• DATA SUPPLIED:
__________________________________________________

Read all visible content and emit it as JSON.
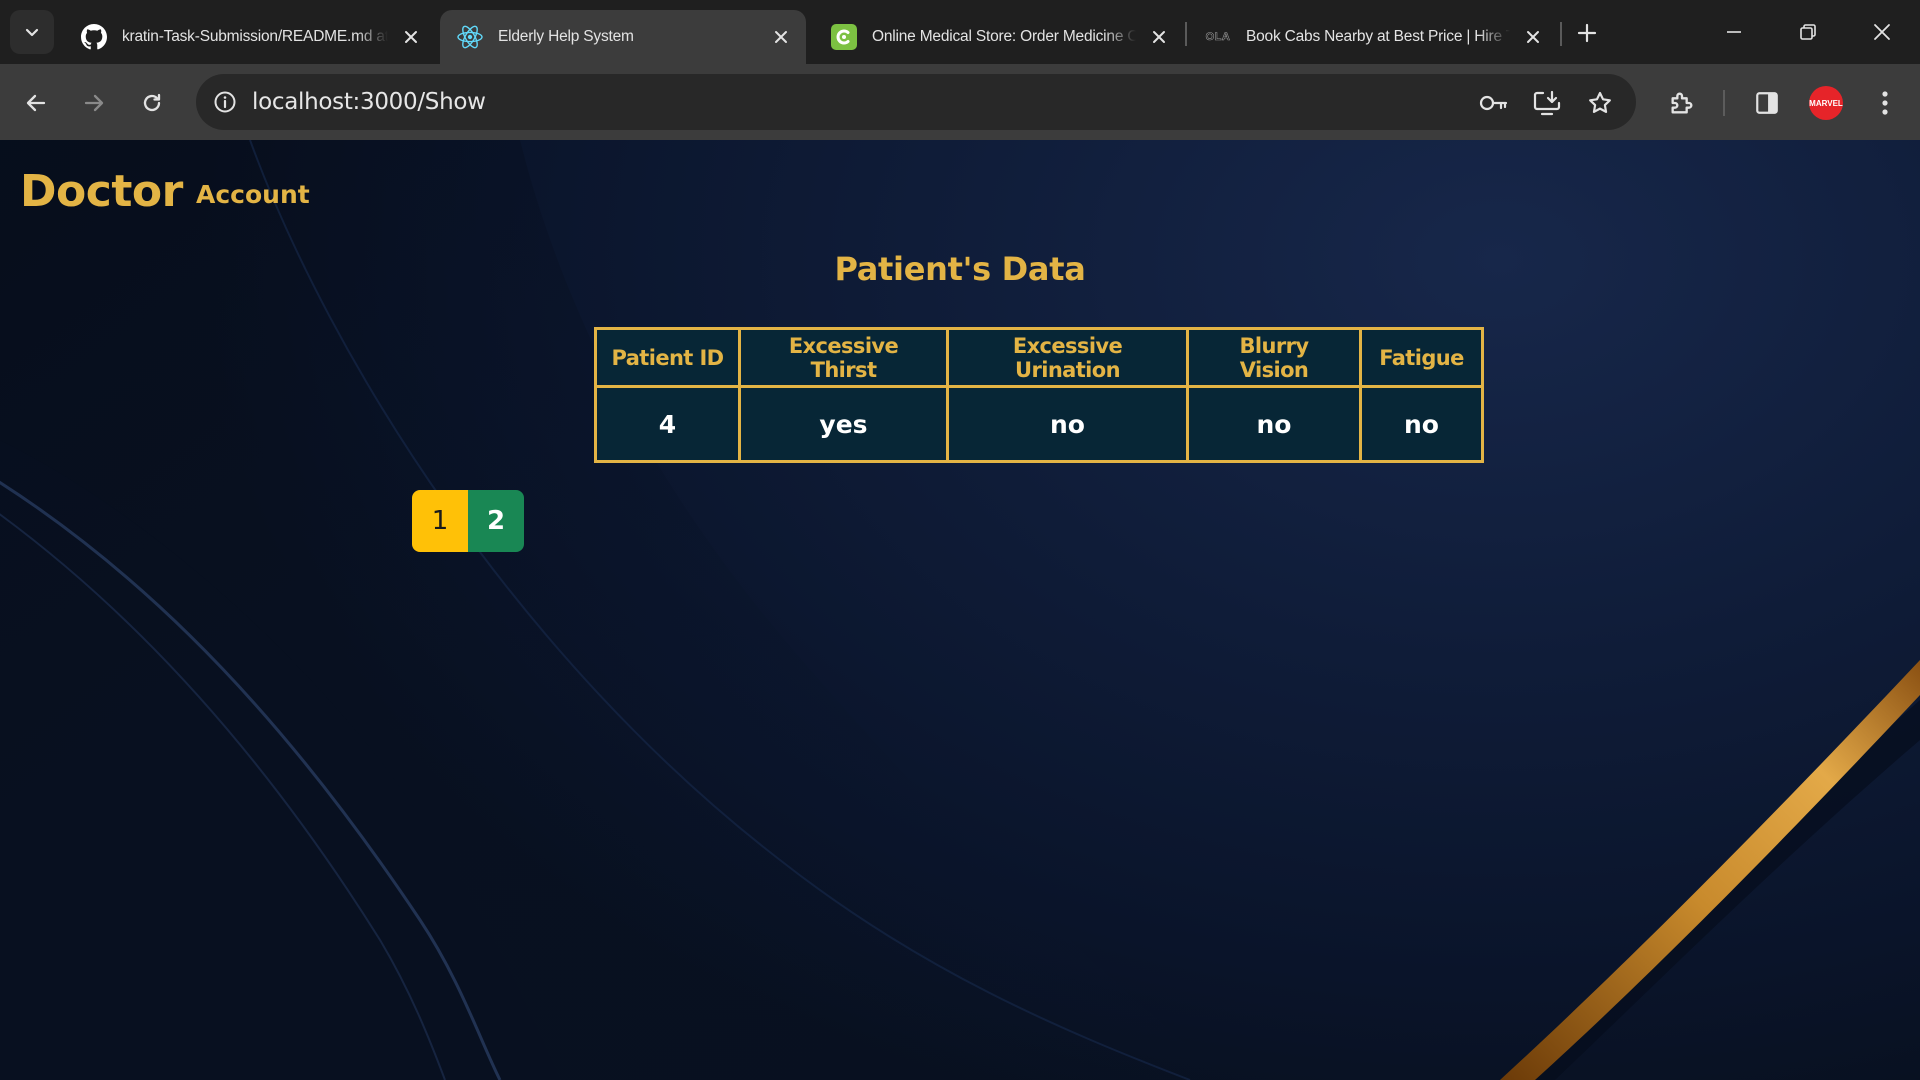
{
  "browser": {
    "tabs": [
      {
        "title": "kratin-Task-Submission/README.md at",
        "favicon": "github-icon",
        "active": false
      },
      {
        "title": "Elderly Help System",
        "favicon": "react-icon",
        "active": true
      },
      {
        "title": "Online Medical Store: Order Medicine Online",
        "favicon": "pharmacy-icon",
        "active": false
      },
      {
        "title": "Book Cabs Nearby at Best Price | Hire Taxi",
        "favicon": "ola-icon",
        "favicon_text": "OLA",
        "active": false
      }
    ],
    "url": "localhost:3000/Show",
    "profile_text": "MARVEL"
  },
  "page": {
    "brand": "Doctor",
    "nav": {
      "account": "Account"
    },
    "heading": "Patient's Data",
    "table": {
      "headers": [
        "Patient ID",
        "Excessive Thirst",
        "Excessive Urination",
        "Blurry Vision",
        "Fatigue"
      ],
      "rows": [
        [
          "4",
          "yes",
          "no",
          "no",
          "no"
        ]
      ]
    },
    "pagination": {
      "pages": [
        "1",
        "2"
      ],
      "current": "1"
    }
  },
  "colors": {
    "accent_gold": "#e3b445",
    "table_cell_bg": "#072636",
    "page_active": "#ffc107",
    "page_other": "#198754"
  }
}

__________________________________________________

Repeat all of the entries word for word, but omit the pictures.

• WORKED ANSWER:
Read all visible content and emit it as JSON.
{
  "browser": {
    "tabs": [
      {
        "title": "kratin-Task-Submission/README.md at",
        "favicon": "github-icon",
        "active": false
      },
      {
        "title": "Elderly Help System",
        "favicon": "react-icon",
        "active": true
      },
      {
        "title": "Online Medical Store: Order Medicine Online",
        "favicon": "pharmacy-icon",
        "active": false
      },
      {
        "title": "Book Cabs Nearby at Best Price | Hire Taxi",
        "favicon": "ola-icon",
        "favicon_text": "OLA",
        "active": false
      }
    ],
    "url": "localhost:3000/Show",
    "profile_text": "MARVEL"
  },
  "page": {
    "brand": "Doctor",
    "nav": {
      "account": "Account"
    },
    "heading": "Patient's Data",
    "table": {
      "headers": [
        "Patient ID",
        "Excessive Thirst",
        "Excessive Urination",
        "Blurry Vision",
        "Fatigue"
      ],
      "rows": [
        [
          "4",
          "yes",
          "no",
          "no",
          "no"
        ]
      ]
    },
    "pagination": {
      "pages": [
        "1",
        "2"
      ],
      "current": "1"
    }
  },
  "colors": {
    "accent_gold": "#e3b445",
    "table_cell_bg": "#072636",
    "page_active": "#ffc107",
    "page_other": "#198754"
  }
}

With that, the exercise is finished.